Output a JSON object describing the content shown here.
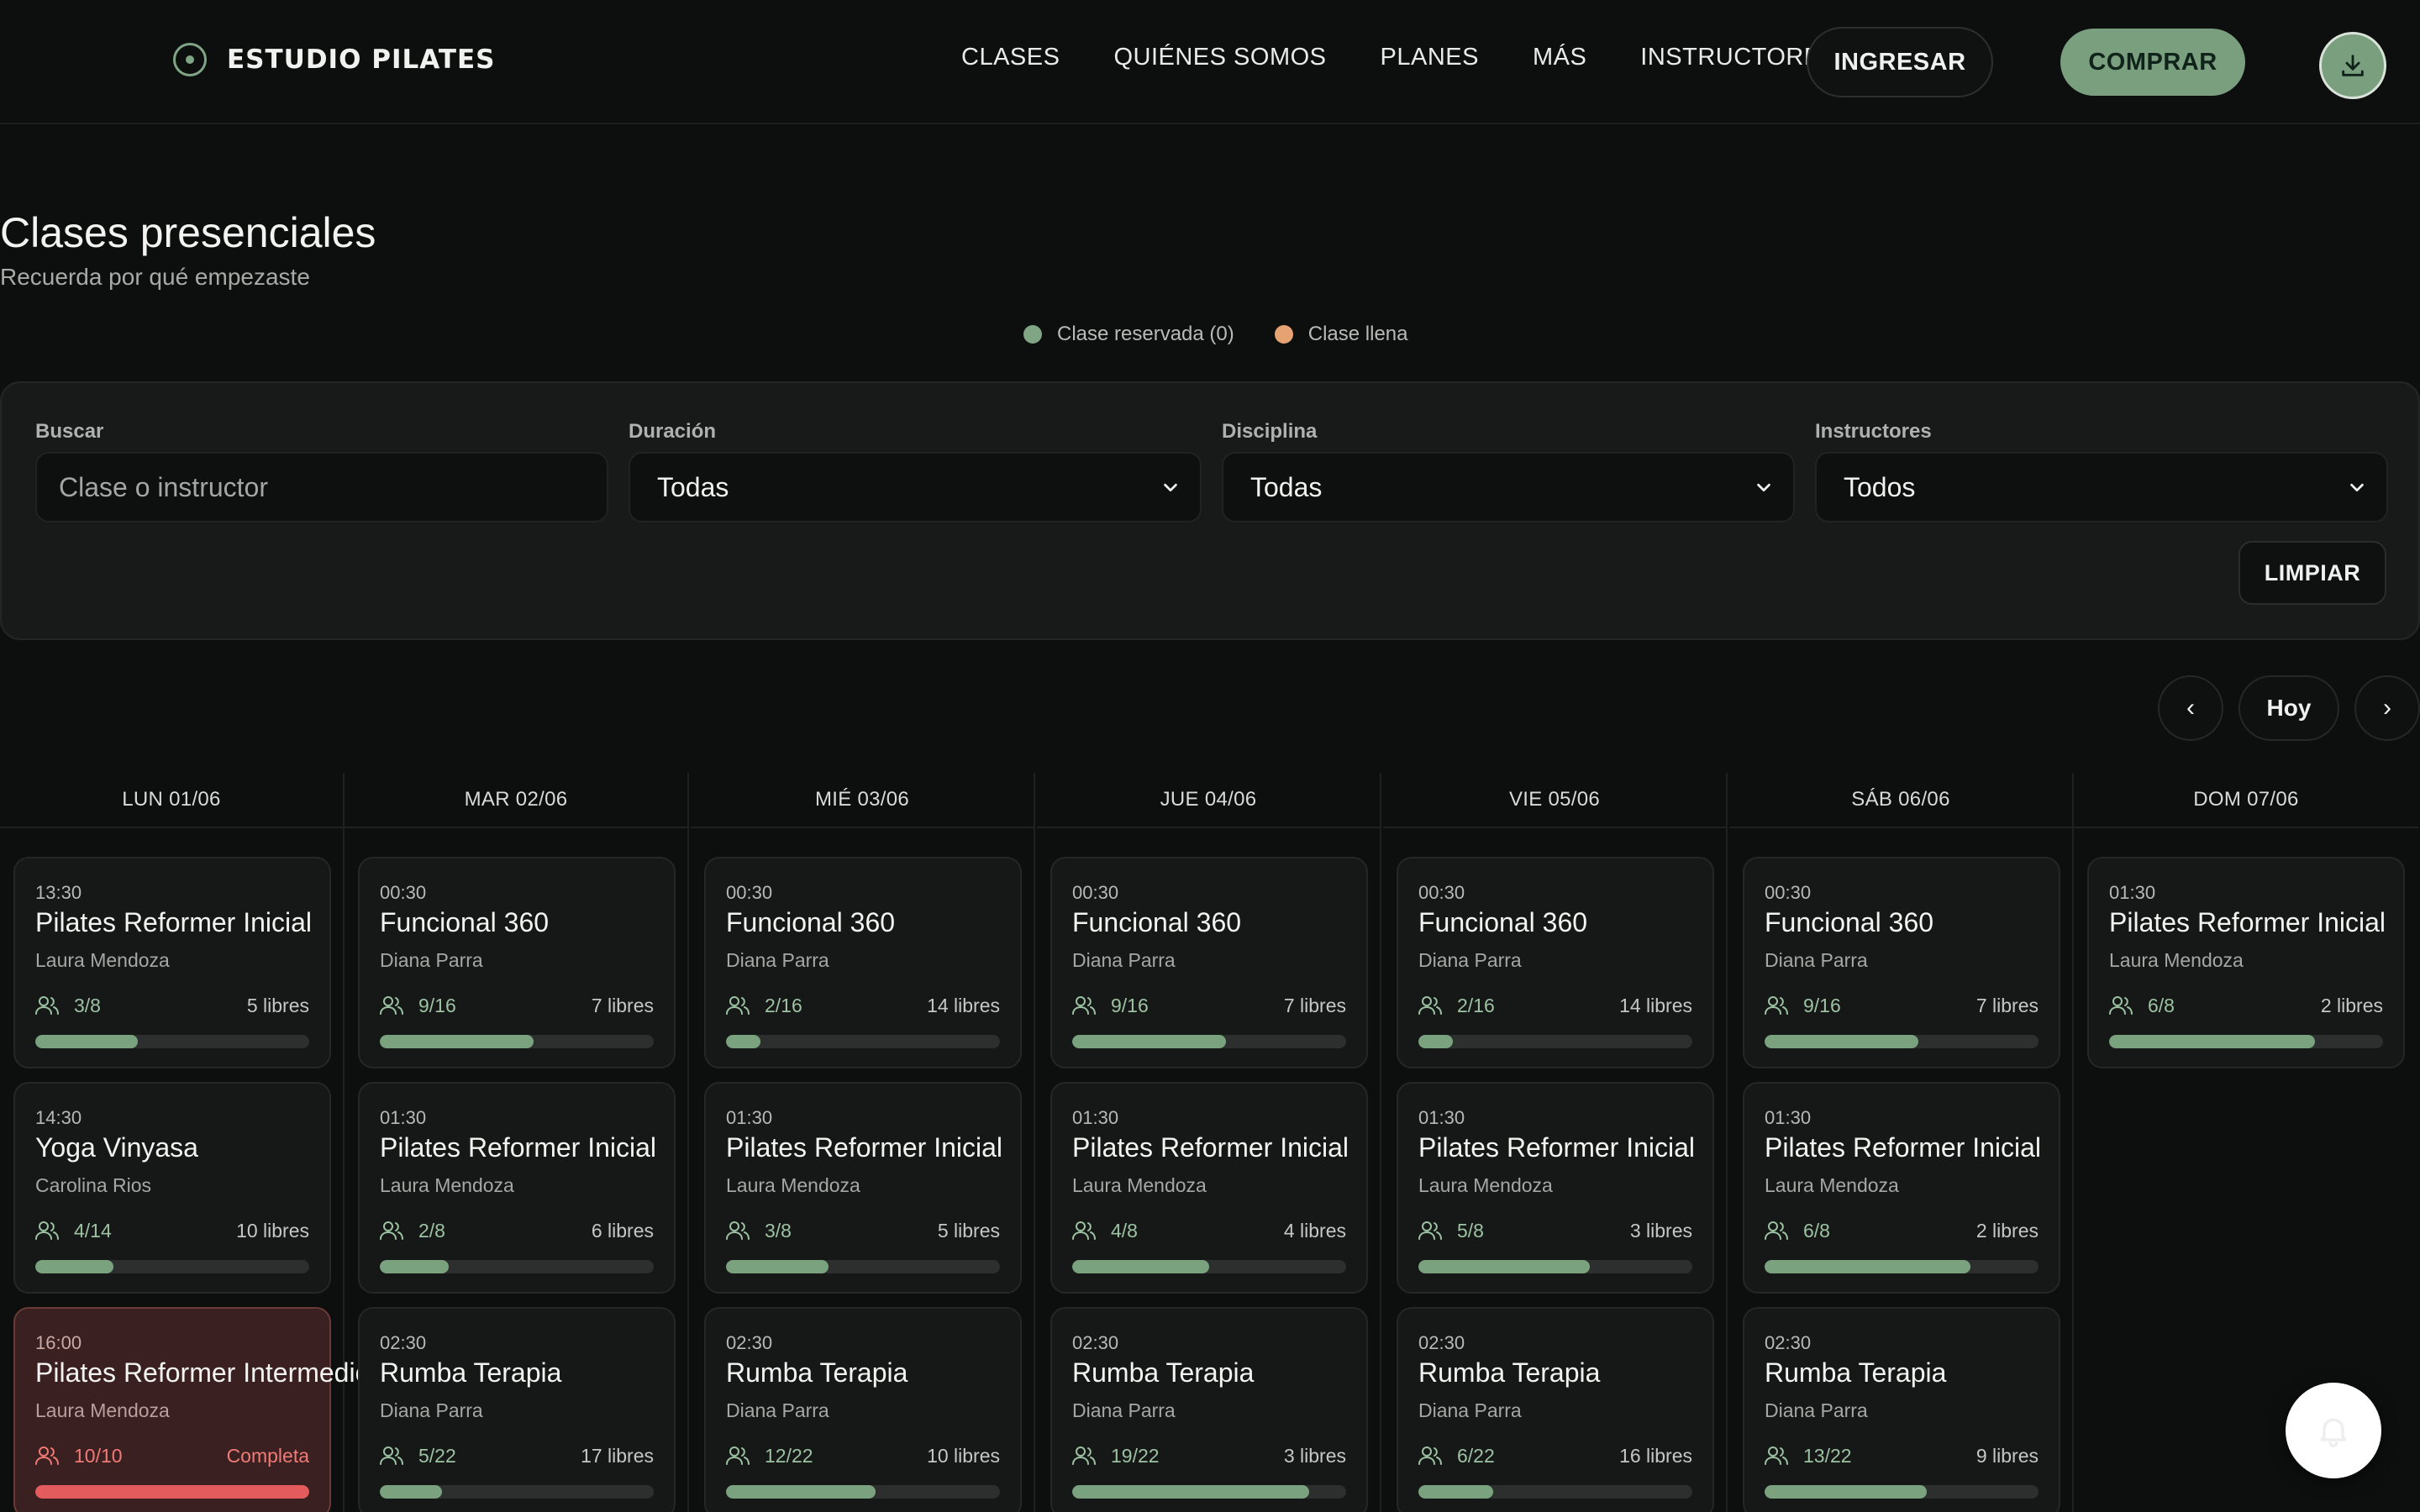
{
  "brand": {
    "name": "ESTUDIO PILATES"
  },
  "nav": {
    "links": [
      "CLASES",
      "QUIÉNES SOMOS",
      "PLANES",
      "MÁS",
      "INSTRUCTORES"
    ],
    "login_label": "INGRESAR",
    "buy_label": "COMPRAR"
  },
  "header": {
    "title": "Clases presenciales",
    "subtitle": "Recuerda por qué empezaste"
  },
  "legend": {
    "reserved_label": "Clase reservada (0)",
    "full_label": "Clase llena",
    "reserved_color": "#7fa585",
    "full_color": "#e6a272"
  },
  "filters": {
    "search": {
      "label": "Buscar",
      "placeholder": "Clase o instructor"
    },
    "duration": {
      "label": "Duración",
      "value": "Todas"
    },
    "discipline": {
      "label": "Disciplina",
      "value": "Todas"
    },
    "instructors": {
      "label": "Instructores",
      "value": "Todos"
    },
    "clear_label": "LIMPIAR"
  },
  "date_nav": {
    "prev": "‹",
    "today": "Hoy",
    "next": "›"
  },
  "days": [
    {
      "label": "LUN 01/06",
      "classes": [
        {
          "time": "13:30",
          "name": "Pilates Reformer Inicial",
          "instructor": "Laura Mendoza",
          "count": "3/8",
          "free": "5 libres",
          "fill": 0.375
        },
        {
          "time": "14:30",
          "name": "Yoga Vinyasa",
          "instructor": "Carolina Rios",
          "count": "4/14",
          "free": "10 libres",
          "fill": 0.286
        },
        {
          "time": "16:00",
          "name": "Pilates Reformer Intermedio",
          "instructor": "Laura Mendoza",
          "count": "10/10",
          "free": "Completa",
          "fill": 1.0,
          "full": true
        }
      ]
    },
    {
      "label": "MAR 02/06",
      "classes": [
        {
          "time": "00:30",
          "name": "Funcional 360",
          "instructor": "Diana Parra",
          "count": "9/16",
          "free": "7 libres",
          "fill": 0.5625
        },
        {
          "time": "01:30",
          "name": "Pilates Reformer Inicial",
          "instructor": "Laura Mendoza",
          "count": "2/8",
          "free": "6 libres",
          "fill": 0.25
        },
        {
          "time": "02:30",
          "name": "Rumba Terapia",
          "instructor": "Diana Parra",
          "count": "5/22",
          "free": "17 libres",
          "fill": 0.227
        }
      ]
    },
    {
      "label": "MIÉ 03/06",
      "classes": [
        {
          "time": "00:30",
          "name": "Funcional 360",
          "instructor": "Diana Parra",
          "count": "2/16",
          "free": "14 libres",
          "fill": 0.125
        },
        {
          "time": "01:30",
          "name": "Pilates Reformer Inicial",
          "instructor": "Laura Mendoza",
          "count": "3/8",
          "free": "5 libres",
          "fill": 0.375
        },
        {
          "time": "02:30",
          "name": "Rumba Terapia",
          "instructor": "Diana Parra",
          "count": "12/22",
          "free": "10 libres",
          "fill": 0.545
        }
      ]
    },
    {
      "label": "JUE 04/06",
      "classes": [
        {
          "time": "00:30",
          "name": "Funcional 360",
          "instructor": "Diana Parra",
          "count": "9/16",
          "free": "7 libres",
          "fill": 0.5625
        },
        {
          "time": "01:30",
          "name": "Pilates Reformer Inicial",
          "instructor": "Laura Mendoza",
          "count": "4/8",
          "free": "4 libres",
          "fill": 0.5
        },
        {
          "time": "02:30",
          "name": "Rumba Terapia",
          "instructor": "Diana Parra",
          "count": "19/22",
          "free": "3 libres",
          "fill": 0.864
        }
      ]
    },
    {
      "label": "VIE 05/06",
      "classes": [
        {
          "time": "00:30",
          "name": "Funcional 360",
          "instructor": "Diana Parra",
          "count": "2/16",
          "free": "14 libres",
          "fill": 0.125
        },
        {
          "time": "01:30",
          "name": "Pilates Reformer Inicial",
          "instructor": "Laura Mendoza",
          "count": "5/8",
          "free": "3 libres",
          "fill": 0.625
        },
        {
          "time": "02:30",
          "name": "Rumba Terapia",
          "instructor": "Diana Parra",
          "count": "6/22",
          "free": "16 libres",
          "fill": 0.273
        }
      ]
    },
    {
      "label": "SÁB 06/06",
      "classes": [
        {
          "time": "00:30",
          "name": "Funcional 360",
          "instructor": "Diana Parra",
          "count": "9/16",
          "free": "7 libres",
          "fill": 0.5625
        },
        {
          "time": "01:30",
          "name": "Pilates Reformer Inicial",
          "instructor": "Laura Mendoza",
          "count": "6/8",
          "free": "2 libres",
          "fill": 0.75
        },
        {
          "time": "02:30",
          "name": "Rumba Terapia",
          "instructor": "Diana Parra",
          "count": "13/22",
          "free": "9 libres",
          "fill": 0.591
        }
      ]
    },
    {
      "label": "DOM 07/06",
      "classes": [
        {
          "time": "01:30",
          "name": "Pilates Reformer Inicial",
          "instructor": "Laura Mendoza",
          "count": "6/8",
          "free": "2 libres",
          "fill": 0.75
        }
      ]
    }
  ],
  "icons": {
    "brand": "target-icon",
    "download": "download-icon",
    "attendees": "users-icon",
    "dropdown": "chevron-down-icon",
    "notifications": "bell-icon"
  },
  "colors": {
    "accent": "#7a9f7f",
    "full_class": "#e45b5d",
    "background": "#0d0e0e"
  }
}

What the task asks: Your task is to return the entries above exactly, with no pictures.

Expected answer:
Output a JSON object describing the content shown here.
{
  "brand": {
    "name": "ESTUDIO PILATES"
  },
  "nav": {
    "links": [
      "CLASES",
      "QUIÉNES SOMOS",
      "PLANES",
      "MÁS",
      "INSTRUCTORES"
    ],
    "login_label": "INGRESAR",
    "buy_label": "COMPRAR"
  },
  "header": {
    "title": "Clases presenciales",
    "subtitle": "Recuerda por qué empezaste"
  },
  "legend": {
    "reserved_label": "Clase reservada (0)",
    "full_label": "Clase llena",
    "reserved_color": "#7fa585",
    "full_color": "#e6a272"
  },
  "filters": {
    "search": {
      "label": "Buscar",
      "placeholder": "Clase o instructor"
    },
    "duration": {
      "label": "Duración",
      "value": "Todas"
    },
    "discipline": {
      "label": "Disciplina",
      "value": "Todas"
    },
    "instructors": {
      "label": "Instructores",
      "value": "Todos"
    },
    "clear_label": "LIMPIAR"
  },
  "date_nav": {
    "prev": "‹",
    "today": "Hoy",
    "next": "›"
  },
  "days": [
    {
      "label": "LUN 01/06",
      "classes": [
        {
          "time": "13:30",
          "name": "Pilates Reformer Inicial",
          "instructor": "Laura Mendoza",
          "count": "3/8",
          "free": "5 libres",
          "fill": 0.375
        },
        {
          "time": "14:30",
          "name": "Yoga Vinyasa",
          "instructor": "Carolina Rios",
          "count": "4/14",
          "free": "10 libres",
          "fill": 0.286
        },
        {
          "time": "16:00",
          "name": "Pilates Reformer Intermedio",
          "instructor": "Laura Mendoza",
          "count": "10/10",
          "free": "Completa",
          "fill": 1.0,
          "full": true
        }
      ]
    },
    {
      "label": "MAR 02/06",
      "classes": [
        {
          "time": "00:30",
          "name": "Funcional 360",
          "instructor": "Diana Parra",
          "count": "9/16",
          "free": "7 libres",
          "fill": 0.5625
        },
        {
          "time": "01:30",
          "name": "Pilates Reformer Inicial",
          "instructor": "Laura Mendoza",
          "count": "2/8",
          "free": "6 libres",
          "fill": 0.25
        },
        {
          "time": "02:30",
          "name": "Rumba Terapia",
          "instructor": "Diana Parra",
          "count": "5/22",
          "free": "17 libres",
          "fill": 0.227
        }
      ]
    },
    {
      "label": "MIÉ 03/06",
      "classes": [
        {
          "time": "00:30",
          "name": "Funcional 360",
          "instructor": "Diana Parra",
          "count": "2/16",
          "free": "14 libres",
          "fill": 0.125
        },
        {
          "time": "01:30",
          "name": "Pilates Reformer Inicial",
          "instructor": "Laura Mendoza",
          "count": "3/8",
          "free": "5 libres",
          "fill": 0.375
        },
        {
          "time": "02:30",
          "name": "Rumba Terapia",
          "instructor": "Diana Parra",
          "count": "12/22",
          "free": "10 libres",
          "fill": 0.545
        }
      ]
    },
    {
      "label": "JUE 04/06",
      "classes": [
        {
          "time": "00:30",
          "name": "Funcional 360",
          "instructor": "Diana Parra",
          "count": "9/16",
          "free": "7 libres",
          "fill": 0.5625
        },
        {
          "time": "01:30",
          "name": "Pilates Reformer Inicial",
          "instructor": "Laura Mendoza",
          "count": "4/8",
          "free": "4 libres",
          "fill": 0.5
        },
        {
          "time": "02:30",
          "name": "Rumba Terapia",
          "instructor": "Diana Parra",
          "count": "19/22",
          "free": "3 libres",
          "fill": 0.864
        }
      ]
    },
    {
      "label": "VIE 05/06",
      "classes": [
        {
          "time": "00:30",
          "name": "Funcional 360",
          "instructor": "Diana Parra",
          "count": "2/16",
          "free": "14 libres",
          "fill": 0.125
        },
        {
          "time": "01:30",
          "name": "Pilates Reformer Inicial",
          "instructor": "Laura Mendoza",
          "count": "5/8",
          "free": "3 libres",
          "fill": 0.625
        },
        {
          "time": "02:30",
          "name": "Rumba Terapia",
          "instructor": "Diana Parra",
          "count": "6/22",
          "free": "16 libres",
          "fill": 0.273
        }
      ]
    },
    {
      "label": "SÁB 06/06",
      "classes": [
        {
          "time": "00:30",
          "name": "Funcional 360",
          "instructor": "Diana Parra",
          "count": "9/16",
          "free": "7 libres",
          "fill": 0.5625
        },
        {
          "time": "01:30",
          "name": "Pilates Reformer Inicial",
          "instructor": "Laura Mendoza",
          "count": "6/8",
          "free": "2 libres",
          "fill": 0.75
        },
        {
          "time": "02:30",
          "name": "Rumba Terapia",
          "instructor": "Diana Parra",
          "count": "13/22",
          "free": "9 libres",
          "fill": 0.591
        }
      ]
    },
    {
      "label": "DOM 07/06",
      "classes": [
        {
          "time": "01:30",
          "name": "Pilates Reformer Inicial",
          "instructor": "Laura Mendoza",
          "count": "6/8",
          "free": "2 libres",
          "fill": 0.75
        }
      ]
    }
  ],
  "icons": {
    "brand": "target-icon",
    "download": "download-icon",
    "attendees": "users-icon",
    "dropdown": "chevron-down-icon",
    "notifications": "bell-icon"
  },
  "colors": {
    "accent": "#7a9f7f",
    "full_class": "#e45b5d",
    "background": "#0d0e0e"
  }
}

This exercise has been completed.